## Document extract
== == ==
Drowning on dry land: What parents need to know


YOUNGSTOWN, Ohio (WYTV) – With the hot weather, many are taking to local swimming pools and lakes. And while most are familiar with the dangers of drowning, there are two types of dangers that can happened on dry land.

Dry drowning and secondary drowning are rare but can happen hours after a swimmer has left the water. Dry drowning happens when a swimmer has taken in water in the nose and mouth and causes the victim’s vocal chords to spasm, which cuts off the airway. Secondary drowning is when water gets into the lungs and later impacts breathing.

ValleyCare physician Dr. Mark Swift said both dry drowning and secondary drowning have the same symptoms.

“They both have the same symptoms which is dysemia, trouble breathing and chest pains,” Swift said.

Fatigue, coughing and irritability can also occur with both types of drowning.

Symptoms of dry drowning usually happen right after any incident in the water. Secondary drowning generally starts later, within 1-24 hours of the incident.
== == ==
(Dataset entries)
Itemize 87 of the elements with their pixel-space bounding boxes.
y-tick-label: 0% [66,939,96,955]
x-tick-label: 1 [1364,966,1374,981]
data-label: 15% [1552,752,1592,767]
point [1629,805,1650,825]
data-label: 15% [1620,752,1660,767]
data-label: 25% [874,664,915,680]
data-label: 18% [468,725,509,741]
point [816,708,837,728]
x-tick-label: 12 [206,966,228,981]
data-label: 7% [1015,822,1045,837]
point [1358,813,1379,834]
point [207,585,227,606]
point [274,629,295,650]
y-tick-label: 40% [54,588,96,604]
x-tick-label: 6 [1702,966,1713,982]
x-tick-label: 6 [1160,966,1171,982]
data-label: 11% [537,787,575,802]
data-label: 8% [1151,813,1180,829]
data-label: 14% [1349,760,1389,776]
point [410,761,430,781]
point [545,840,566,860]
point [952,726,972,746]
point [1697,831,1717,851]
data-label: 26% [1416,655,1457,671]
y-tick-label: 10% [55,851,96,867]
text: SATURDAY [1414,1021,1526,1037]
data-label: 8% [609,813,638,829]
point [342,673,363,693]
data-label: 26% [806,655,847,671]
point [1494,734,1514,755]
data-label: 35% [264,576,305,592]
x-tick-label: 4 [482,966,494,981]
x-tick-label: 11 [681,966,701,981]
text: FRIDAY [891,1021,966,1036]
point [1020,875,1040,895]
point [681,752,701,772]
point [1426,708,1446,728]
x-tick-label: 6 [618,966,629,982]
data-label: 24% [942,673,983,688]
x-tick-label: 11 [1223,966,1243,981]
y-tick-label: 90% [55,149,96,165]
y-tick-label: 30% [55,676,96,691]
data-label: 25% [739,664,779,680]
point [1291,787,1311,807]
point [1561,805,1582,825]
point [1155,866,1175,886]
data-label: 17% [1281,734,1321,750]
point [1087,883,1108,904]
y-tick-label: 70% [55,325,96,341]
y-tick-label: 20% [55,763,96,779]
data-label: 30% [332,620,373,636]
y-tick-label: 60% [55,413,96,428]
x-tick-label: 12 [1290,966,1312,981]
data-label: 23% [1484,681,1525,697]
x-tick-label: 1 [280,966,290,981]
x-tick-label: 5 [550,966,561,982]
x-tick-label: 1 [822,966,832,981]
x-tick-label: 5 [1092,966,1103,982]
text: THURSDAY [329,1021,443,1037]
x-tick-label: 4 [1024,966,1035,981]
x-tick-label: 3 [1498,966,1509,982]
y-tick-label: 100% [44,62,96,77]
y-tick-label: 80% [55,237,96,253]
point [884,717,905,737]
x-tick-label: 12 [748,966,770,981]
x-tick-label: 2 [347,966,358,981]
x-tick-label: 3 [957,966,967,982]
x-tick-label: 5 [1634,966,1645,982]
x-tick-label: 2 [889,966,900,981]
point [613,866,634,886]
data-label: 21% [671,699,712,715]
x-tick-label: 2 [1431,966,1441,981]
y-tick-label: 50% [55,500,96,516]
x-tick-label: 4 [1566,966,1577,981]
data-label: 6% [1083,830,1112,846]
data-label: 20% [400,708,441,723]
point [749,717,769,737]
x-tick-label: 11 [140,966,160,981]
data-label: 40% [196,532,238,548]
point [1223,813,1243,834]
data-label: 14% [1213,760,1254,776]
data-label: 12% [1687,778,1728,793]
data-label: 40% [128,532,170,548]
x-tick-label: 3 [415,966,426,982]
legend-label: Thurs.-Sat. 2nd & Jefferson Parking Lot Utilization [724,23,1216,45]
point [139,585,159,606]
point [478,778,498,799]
== == ==
## Task requirements
In the article on dry and secondary drowning, copy out word for word the stretch from "Dry drowning and secondary drowning are" through "types of drowning.".

## Solution for this exercise
Dry drowning and secondary drowning are rare but can happen hours after a swimmer has left the water. Dry drowning happens when a swimmer has taken in water in the nose and mouth and causes the victim’s vocal chords to spasm, which cuts off the airway. Secondary drowning is when water gets into the lungs and later impacts breathing.

ValleyCare physician Dr. Mark Swift said both dry drowning and secondary drowning have the same symptoms.

“They both have the same symptoms which is dysemia, trouble breathing and chest pains,” Swift said.

Fatigue, coughing and irritability can also occur with both types of drowning.